Please repeat the passage from the mailing list post on wireless audio and video below, starting at "I've found that" and ending at "yet tried it.".
╭─ SOURCE DOCUMENT
[clug] wireless audio and video

Francis Whittle fj.whittle at gmail.com
Wed Sep 26 03:21:32 GMT 2007


I've found that UDP uni/multicast Audiovisual streams, at least in
high-quality high-bandwidth codecs (like MPEG2) tend to saturate 802.11g
networks for some reason (I don't know why; we're talking about 7-10Mbps
on theoretically 45-54Mbps links here), but at least on the Audio side
one option is to run pulseaudio servers on all machines, that way you
can send audio to a streaming UDP connect-to-server or specific client
(with lax permissions, it's like sending your sound output directly to
the soundcard on another computer).  I think it's even possible to
select a destination on a per-channel basis, but I'm not sure.  The best
thing is that it works with avahi, so you can just (un-)plug and play
without having to do much nitty-gritty (Check the box, virgil).

Can't say how well this would work over wireless either, though, having
not yet tried it.
╰─
╭─ DATA ROWS
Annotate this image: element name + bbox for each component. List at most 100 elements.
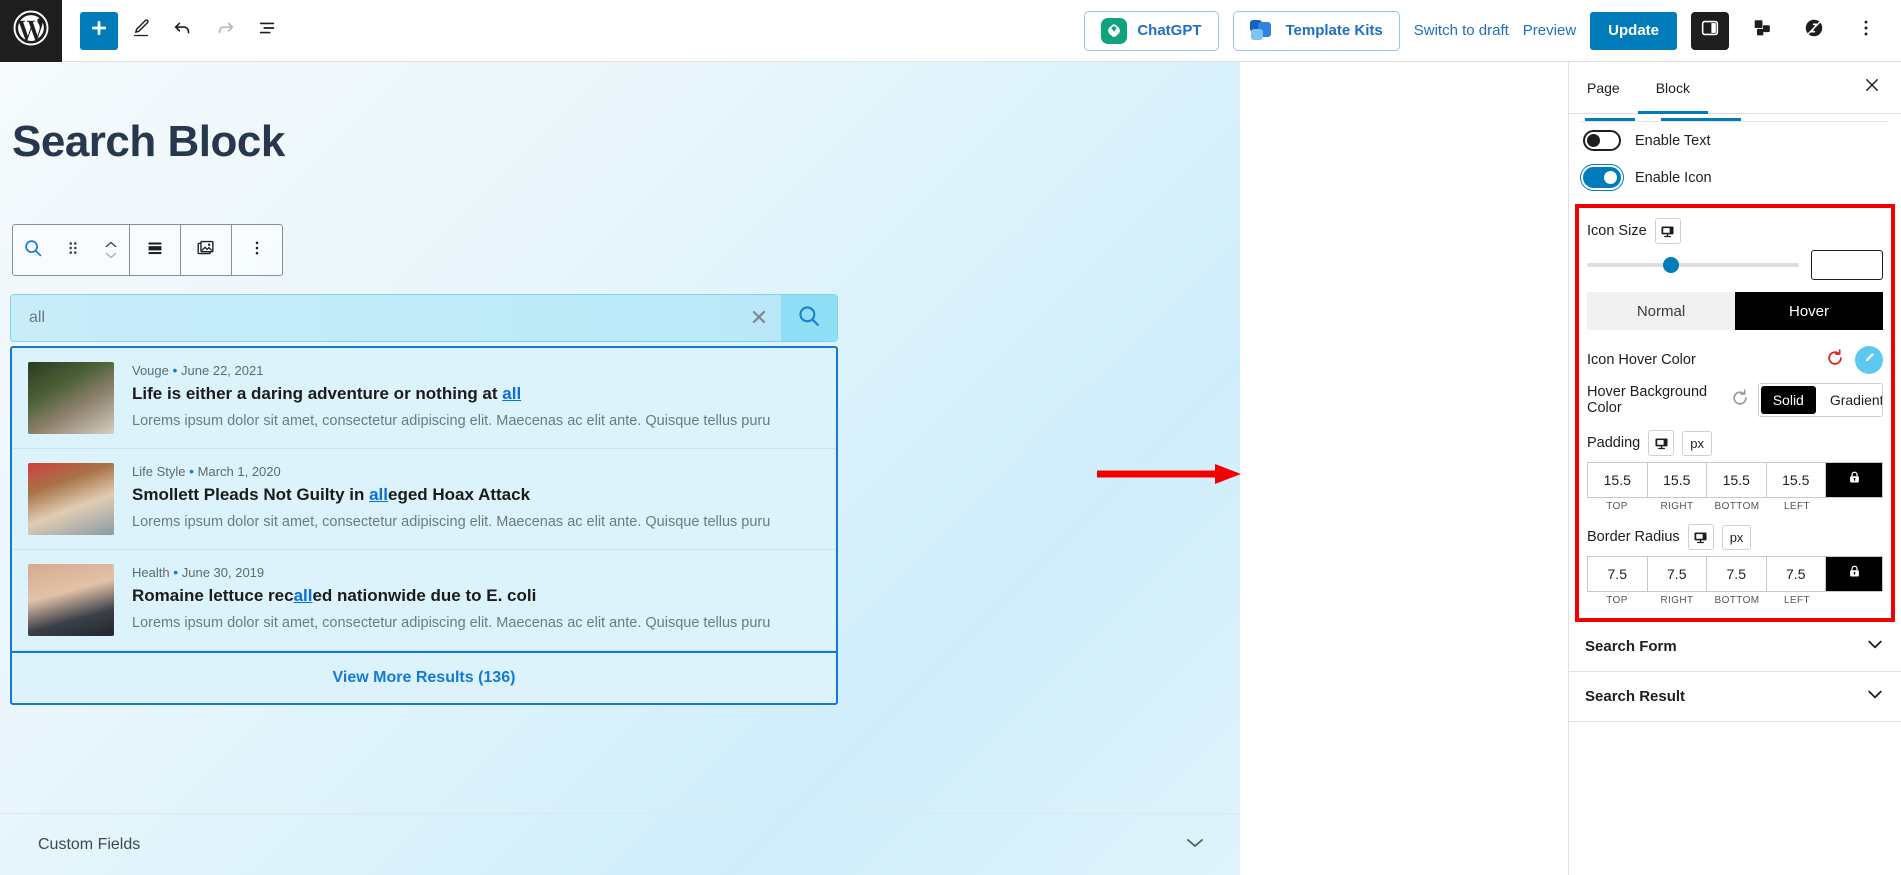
table-row[interactable]: Life Style • March 1, 2020 Smollett Plea… (12, 449, 836, 550)
icon-size-label: Icon Size (1587, 223, 1647, 239)
border-radius-label: Border Radius (1587, 529, 1680, 545)
label-spacer (1827, 501, 1883, 512)
settings-sidebar-toggle[interactable] (1691, 11, 1729, 50)
media-button[interactable] (181, 225, 231, 275)
block-layout-button[interactable] (130, 225, 180, 275)
edit-tool-button[interactable] (122, 12, 160, 50)
border-radius-label-left: LEFT (1783, 595, 1811, 606)
padding-unit-button[interactable]: px (1682, 430, 1712, 456)
result-meta: Vouge • June 22, 2021 (132, 362, 770, 378)
close-sidebar-button[interactable] (1857, 73, 1887, 103)
enable-icon-toggle[interactable] (1583, 167, 1621, 188)
reset-circular-arrow-icon[interactable] (1730, 388, 1752, 412)
hover-background-color-label: Hover Background Color (1587, 384, 1708, 416)
desktop-responsive-icon[interactable] (1687, 524, 1714, 550)
padding-link-lock-button[interactable] (1826, 463, 1882, 497)
table-row[interactable]: Health • June 30, 2019 Romaine lettuce r… (12, 550, 836, 651)
border-radius-bottom-input[interactable]: 7.5 (1707, 557, 1767, 591)
result-title-highlight: all (502, 384, 522, 403)
border-radius-left-input[interactable]: 7.5 (1766, 557, 1826, 591)
desktop-responsive-icon[interactable] (1654, 218, 1681, 244)
document-overview-button[interactable] (248, 12, 286, 50)
settings-sidebar-icon (1699, 17, 1721, 44)
preview-button[interactable]: Preview (1523, 22, 1576, 39)
border-radius-link-lock-button[interactable] (1826, 557, 1882, 591)
add-block-button[interactable] (80, 11, 118, 50)
meta-separator-dot-icon: • (172, 362, 178, 378)
switch-to-draft-button[interactable]: Switch to draft (1414, 22, 1509, 39)
caret-down-icon[interactable] (1186, 836, 1204, 854)
result-thumbnail (28, 564, 114, 636)
custom-fields-label: Custom Fields (38, 835, 141, 853)
plugin-badge-button[interactable] (1795, 12, 1833, 50)
template-blocks-button[interactable] (1743, 12, 1781, 50)
icon-size-slider[interactable] (1587, 257, 1799, 273)
undo-button[interactable] (164, 12, 202, 50)
accordion-search-form[interactable]: Search Form (1569, 622, 1901, 672)
enable-icon-toggle-row: Enable Icon (1569, 159, 1901, 196)
result-category: Life Style (132, 464, 186, 479)
wordpress-logo-button[interactable] (0, 0, 62, 62)
block-mover[interactable] (93, 225, 129, 275)
redo-arrow-icon (214, 17, 236, 44)
search-input[interactable]: all (11, 309, 737, 327)
result-title[interactable]: Romaine lettuce recalled nationwide due … (132, 586, 770, 606)
enable-text-toggle[interactable] (1583, 130, 1621, 151)
block-more-options-button[interactable] (232, 225, 282, 275)
more-options-button[interactable] (1847, 12, 1885, 50)
border-radius-header: Border Radius px (1587, 524, 1883, 550)
accordion-search-result[interactable]: Search Result (1569, 672, 1901, 722)
chevron-up-icon[interactable] (103, 239, 119, 250)
icon-hover-color-label: Icon Hover Color (1587, 352, 1696, 368)
icon-hover-color-swatch[interactable] (1855, 346, 1883, 374)
template-kits-button[interactable]: Template Kits (1232, 10, 1400, 51)
tab-block[interactable]: Block (1638, 62, 1708, 114)
search-submit-button[interactable] (781, 295, 837, 341)
tab-hover-state[interactable]: Hover (1735, 292, 1883, 330)
chevron-down-icon[interactable] (103, 250, 119, 261)
highlighted-settings-group: Icon Size Normal Hover Icon Hover Color (1575, 204, 1895, 622)
padding-label-top: TOP (1606, 501, 1628, 512)
border-radius-top-input[interactable]: 7.5 (1588, 557, 1648, 591)
three-dots-vertical-icon (246, 237, 268, 264)
icon-size-input[interactable] (1811, 250, 1883, 280)
drag-handle-button[interactable] (53, 225, 93, 275)
block-toolbar-group-media (181, 225, 232, 275)
padding-label: Padding (1587, 435, 1641, 451)
editor-top-bar: ChatGPT Template Kits Switch to draft Pr… (0, 0, 1901, 62)
padding-right-input[interactable]: 15.5 (1647, 463, 1707, 497)
accordion-search-form-title: Search Form (1585, 638, 1677, 655)
block-type-button[interactable] (13, 225, 53, 275)
result-body: Health • June 30, 2019 Romaine lettuce r… (132, 564, 770, 636)
clear-search-button[interactable]: ✕ (737, 305, 781, 331)
solid-option[interactable]: Solid (1760, 386, 1816, 414)
table-row[interactable]: Vouge • June 22, 2021 Life is either a d… (12, 348, 836, 449)
template-blocks-icon (1751, 17, 1773, 44)
padding-bottom-input[interactable]: 15.5 (1707, 463, 1767, 497)
custom-fields-bar[interactable]: Custom Fields (0, 813, 1240, 875)
border-radius-inputs: 7.5 7.5 7.5 7.5 (1587, 556, 1883, 592)
desktop-responsive-icon[interactable] (1648, 430, 1675, 456)
search-form[interactable]: all ✕ (10, 294, 838, 342)
redo-button[interactable] (206, 12, 244, 50)
chatgpt-button[interactable]: ChatGPT (1084, 10, 1219, 51)
result-title[interactable]: Smollett Pleads Not Guilty in alleged Ho… (132, 485, 770, 505)
reset-circular-arrow-icon[interactable] (1825, 348, 1849, 372)
border-radius-right-input[interactable]: 7.5 (1647, 557, 1707, 591)
tab-normal-state[interactable]: Normal (1587, 292, 1735, 330)
result-date: June 22, 2021 (181, 363, 264, 378)
tab-page[interactable]: Page (1569, 62, 1638, 114)
border-radius-unit-button[interactable]: px (1721, 524, 1752, 550)
top-bar-actions: ChatGPT Template Kits Switch to draft Pr… (1084, 10, 1901, 51)
result-title[interactable]: Life is either a daring adventure or not… (132, 384, 770, 404)
plugin-badge-icon (1803, 17, 1825, 44)
result-category: Health (132, 565, 170, 580)
plus-icon (88, 17, 110, 44)
gradient-option[interactable]: Gradient (1818, 384, 1882, 416)
padding-left-input[interactable]: 15.5 (1766, 463, 1826, 497)
padding-top-input[interactable]: 15.5 (1588, 463, 1648, 497)
update-button[interactable]: Update (1590, 11, 1677, 50)
block-toolbar-group-move (13, 225, 130, 275)
view-more-results-button[interactable]: View More Results (136) (12, 651, 836, 703)
sidebar-subtabs-cutoff[interactable] (1581, 114, 1889, 122)
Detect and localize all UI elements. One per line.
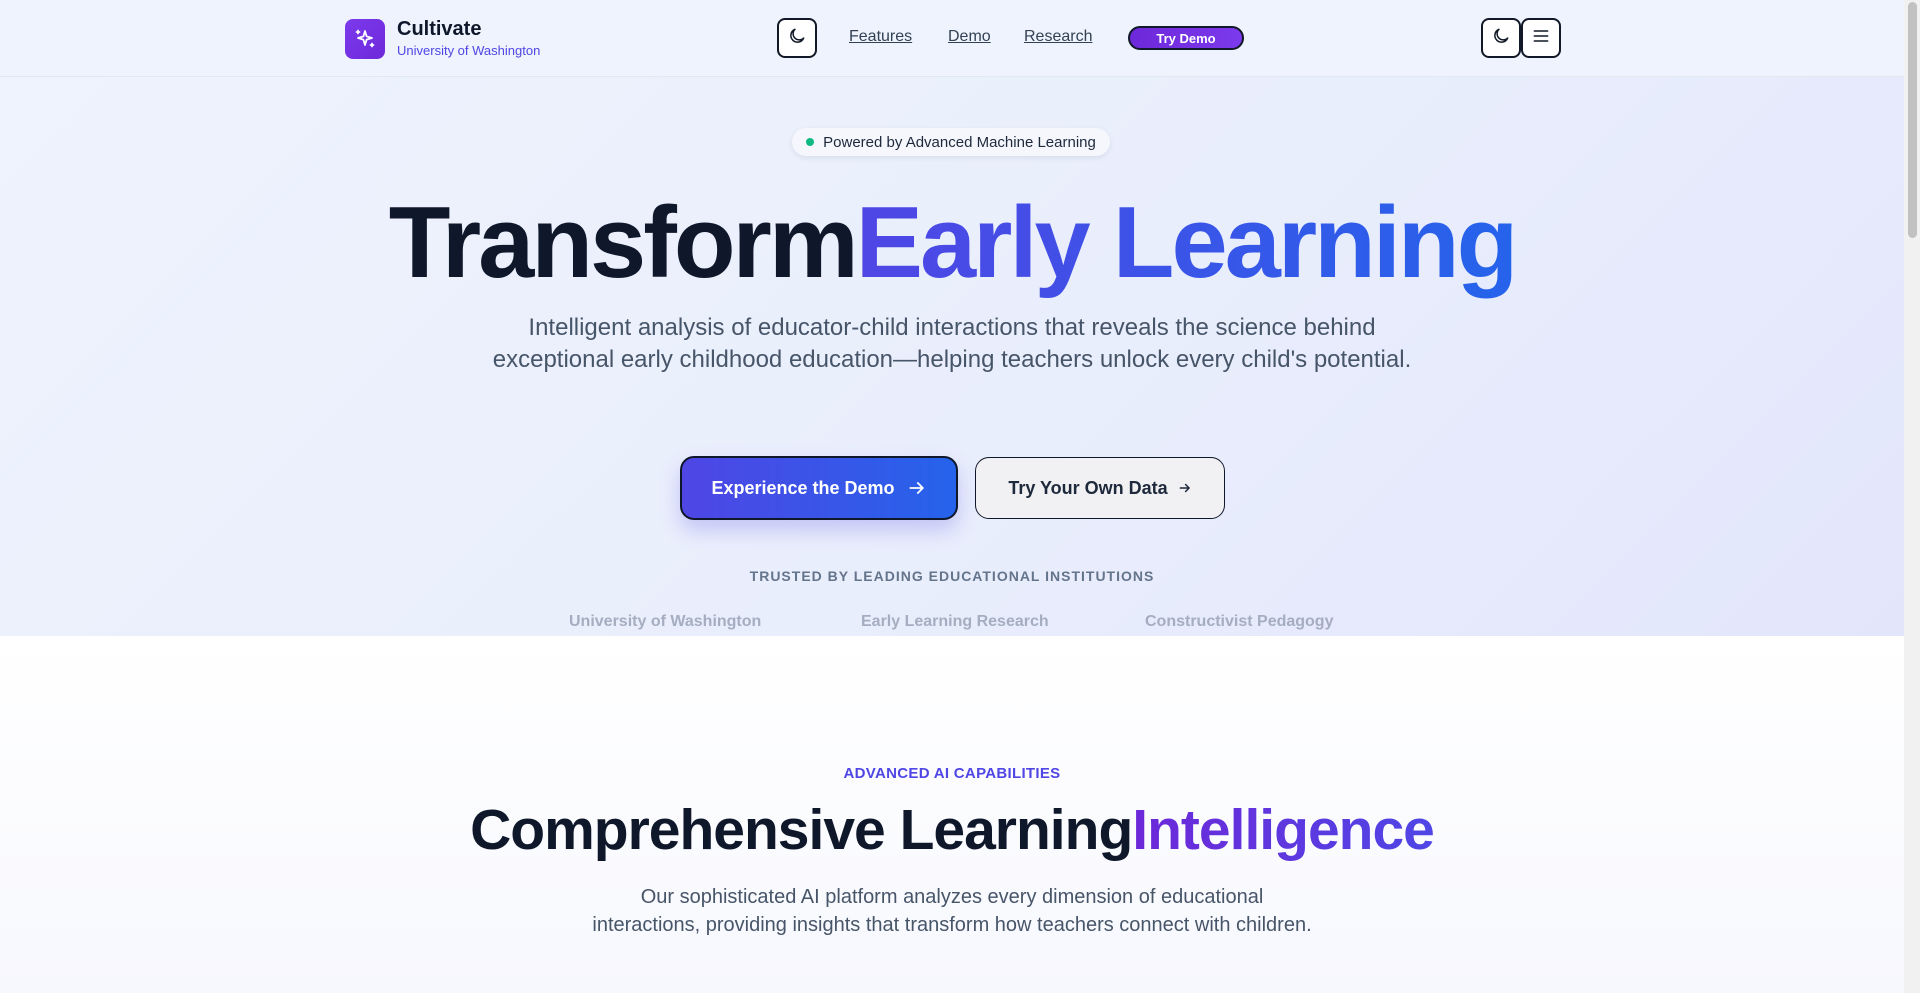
hero-title-accent: Early Learning <box>855 187 1519 299</box>
features-title-accent: Intelligence <box>1132 798 1435 862</box>
features-eyebrow: ADVANCED AI CAPABILITIES <box>843 765 1061 782</box>
experience-demo-label: Experience the Demo <box>711 477 895 498</box>
features-title: Comprehensive LearningIntelligence <box>0 795 1904 865</box>
nav-link-demo[interactable]: Demo <box>948 27 991 47</box>
institution-early-learning: Early Learning Research <box>861 613 1049 630</box>
features-section: ADVANCED AI CAPABILITIES Comprehensive L… <box>0 636 1904 993</box>
badge-label: Powered by Advanced Machine Learning <box>823 133 1096 151</box>
features-title-dark: Comprehensive Learning <box>470 798 1133 862</box>
try-demo-button[interactable]: Try Demo <box>1128 26 1244 50</box>
brand-name: Cultivate <box>397 18 482 40</box>
try-own-data-button[interactable]: Try Your Own Data <box>975 457 1225 519</box>
page-scrollbar[interactable] <box>1904 0 1920 993</box>
hero-title-dark: Transform <box>388 187 859 299</box>
hero-section: Powered by Advanced Machine Learning Tra… <box>0 77 1904 636</box>
sparkles-icon <box>345 18 385 59</box>
nav-link-features[interactable]: Features <box>849 27 912 47</box>
arrow-right-icon <box>907 478 927 498</box>
brand-subtitle: University of Washington <box>397 43 541 58</box>
try-own-data-label: Try Your Own Data <box>1008 477 1168 498</box>
hamburger-icon <box>1531 26 1551 51</box>
site-header: Cultivate University of Washington Featu… <box>0 0 1904 77</box>
brand[interactable]: Cultivate University of Washington <box>345 18 540 59</box>
features-description: Our sophisticated AI platform analyzes e… <box>592 886 1312 936</box>
institution-constructivist: Constructivist Pedagogy <box>1145 613 1334 630</box>
theme-toggle-button[interactable] <box>777 18 817 58</box>
trusted-label: TRUSTED BY LEADING EDUCATIONAL INSTITUTI… <box>749 568 1155 584</box>
nav-link-research[interactable]: Research <box>1024 27 1092 47</box>
theme-toggle-button-secondary[interactable] <box>1481 18 1521 58</box>
moon-icon <box>787 26 807 51</box>
arrow-right-icon <box>1178 481 1192 495</box>
status-dot-icon <box>806 138 815 146</box>
menu-button[interactable] <box>1521 18 1561 58</box>
institution-uw: University of Washington <box>569 613 762 630</box>
scrollbar-thumb[interactable] <box>1908 2 1917 238</box>
experience-demo-button[interactable]: Experience the Demo <box>680 456 958 520</box>
hero-title: TransformEarly Learning <box>0 177 1904 309</box>
ml-badge: Powered by Advanced Machine Learning <box>792 128 1110 156</box>
hero-description: Intelligent analysis of educator-child i… <box>492 314 1412 373</box>
moon-icon <box>1491 26 1511 51</box>
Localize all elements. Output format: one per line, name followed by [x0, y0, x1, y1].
╰─
WRITTEN ANSWER:
I've found that UDP uni/multicast Audiovisual streams, at least in
high-quality high-bandwidth codecs (like MPEG2) tend to saturate 802.11g
networks for some reason (I don't know why; we're talking about 7-10Mbps
on theoretically 45-54Mbps links here), but at least on the Audio side
one option is to run pulseaudio servers on all machines, that way you
can send audio to a streaming UDP connect-to-server or specific client
(with lax permissions, it's like sending your sound output directly to
the soundcard on another computer).  I think it's even possible to
select a destination on a per-channel basis, but I'm not sure.  The best
thing is that it works with avahi, so you can just (un-)plug and play
without having to do much nitty-gritty (Check the box, virgil).

Can't say how well this would work over wireless either, though, having
not yet tried it.